[Stored data]

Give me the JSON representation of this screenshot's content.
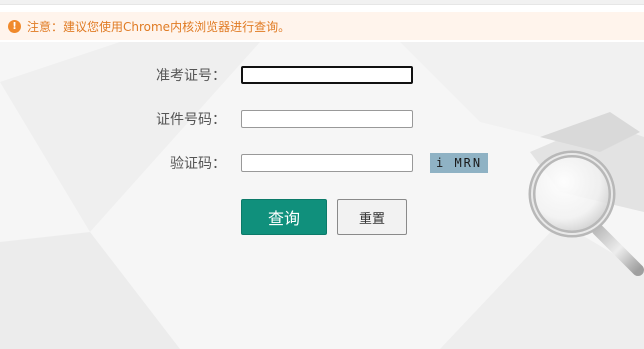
{
  "notice": {
    "text": "注意：建议您使用Chrome内核浏览器进行查询。",
    "icon": "exclamation-icon",
    "color": "#e07b24"
  },
  "form": {
    "exam_number_label": "准考证号：",
    "exam_number_value": "",
    "id_number_label": "证件号码：",
    "id_number_value": "",
    "captcha_label": "验证码：",
    "captcha_value": "",
    "captcha_image_text": "i MRN"
  },
  "buttons": {
    "query_label": "查询",
    "reset_label": "重置"
  },
  "colors": {
    "primary": "#10907c",
    "notice_bg": "#fff4ec",
    "panel_bg": "#f6f6f6"
  }
}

### [Stated goal]
Every record above should come back exactly, but without its pictures.

### [The reply]
Give me the JSON representation of this screenshot's content.
{
  "notice": {
    "text": "注意：建议您使用Chrome内核浏览器进行查询。",
    "icon": "exclamation-icon",
    "color": "#e07b24"
  },
  "form": {
    "exam_number_label": "准考证号：",
    "exam_number_value": "",
    "id_number_label": "证件号码：",
    "id_number_value": "",
    "captcha_label": "验证码：",
    "captcha_value": "",
    "captcha_image_text": "i MRN"
  },
  "buttons": {
    "query_label": "查询",
    "reset_label": "重置"
  },
  "colors": {
    "primary": "#10907c",
    "notice_bg": "#fff4ec",
    "panel_bg": "#f6f6f6"
  }
}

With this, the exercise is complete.